### Task prompt
Each line of the material must be repeated precisely, with the pictures left out.

(Figure data in JSON)
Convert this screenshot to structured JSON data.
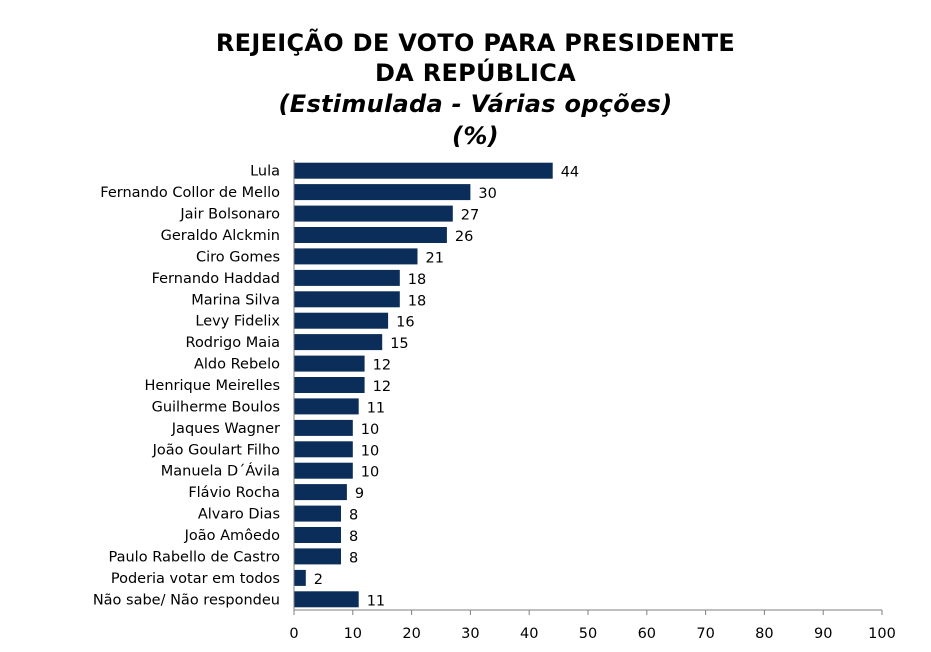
{
  "title_lines": [
    "REJEIÇÃO DE VOTO PARA PRESIDENTE",
    "DA REPÚBLICA"
  ],
  "subtitle_lines": [
    "(Estimulada - Várias opções)",
    "(%)"
  ],
  "chart_data": {
    "type": "bar",
    "orientation": "horizontal",
    "title": "REJEIÇÃO DE VOTO PARA PRESIDENTE DA REPÚBLICA",
    "subtitle": "(Estimulada - Várias opções) (%)",
    "categories": [
      "Lula",
      "Fernando Collor de Mello",
      "Jair Bolsonaro",
      "Geraldo Alckmin",
      "Ciro Gomes",
      "Fernando Haddad",
      "Marina Silva",
      "Levy Fidelix",
      "Rodrigo Maia",
      "Aldo Rebelo",
      "Henrique Meirelles",
      "Guilherme Boulos",
      "Jaques Wagner",
      "João Goulart Filho",
      "Manuela D´Ávila",
      "Flávio Rocha",
      "Alvaro Dias",
      "João Amôedo",
      "Paulo Rabello de Castro",
      "Poderia votar em todos",
      "Não sabe/ Não respondeu"
    ],
    "values": [
      44,
      30,
      27,
      26,
      21,
      18,
      18,
      16,
      15,
      12,
      12,
      11,
      10,
      10,
      10,
      9,
      8,
      8,
      8,
      2,
      11
    ],
    "xlim": [
      0,
      100
    ],
    "xticks": [
      0,
      10,
      20,
      30,
      40,
      50,
      60,
      70,
      80,
      90,
      100
    ],
    "bar_color": "#0b2d5a",
    "grid": false,
    "legend": "none"
  }
}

### The result
Convert this screenshot to structured JSON data.
{
  "title_lines": [
    "REJEIÇÃO DE VOTO PARA PRESIDENTE",
    "DA REPÚBLICA"
  ],
  "subtitle_lines": [
    "(Estimulada - Várias opções)",
    "(%)"
  ],
  "chart_data": {
    "type": "bar",
    "orientation": "horizontal",
    "title": "REJEIÇÃO DE VOTO PARA PRESIDENTE DA REPÚBLICA",
    "subtitle": "(Estimulada - Várias opções) (%)",
    "categories": [
      "Lula",
      "Fernando Collor de Mello",
      "Jair Bolsonaro",
      "Geraldo Alckmin",
      "Ciro Gomes",
      "Fernando Haddad",
      "Marina Silva",
      "Levy Fidelix",
      "Rodrigo Maia",
      "Aldo Rebelo",
      "Henrique Meirelles",
      "Guilherme Boulos",
      "Jaques Wagner",
      "João Goulart Filho",
      "Manuela D´Ávila",
      "Flávio Rocha",
      "Alvaro Dias",
      "João Amôedo",
      "Paulo Rabello de Castro",
      "Poderia votar em todos",
      "Não sabe/ Não respondeu"
    ],
    "values": [
      44,
      30,
      27,
      26,
      21,
      18,
      18,
      16,
      15,
      12,
      12,
      11,
      10,
      10,
      10,
      9,
      8,
      8,
      8,
      2,
      11
    ],
    "xlim": [
      0,
      100
    ],
    "xticks": [
      0,
      10,
      20,
      30,
      40,
      50,
      60,
      70,
      80,
      90,
      100
    ],
    "bar_color": "#0b2d5a",
    "grid": false,
    "legend": "none"
  }
}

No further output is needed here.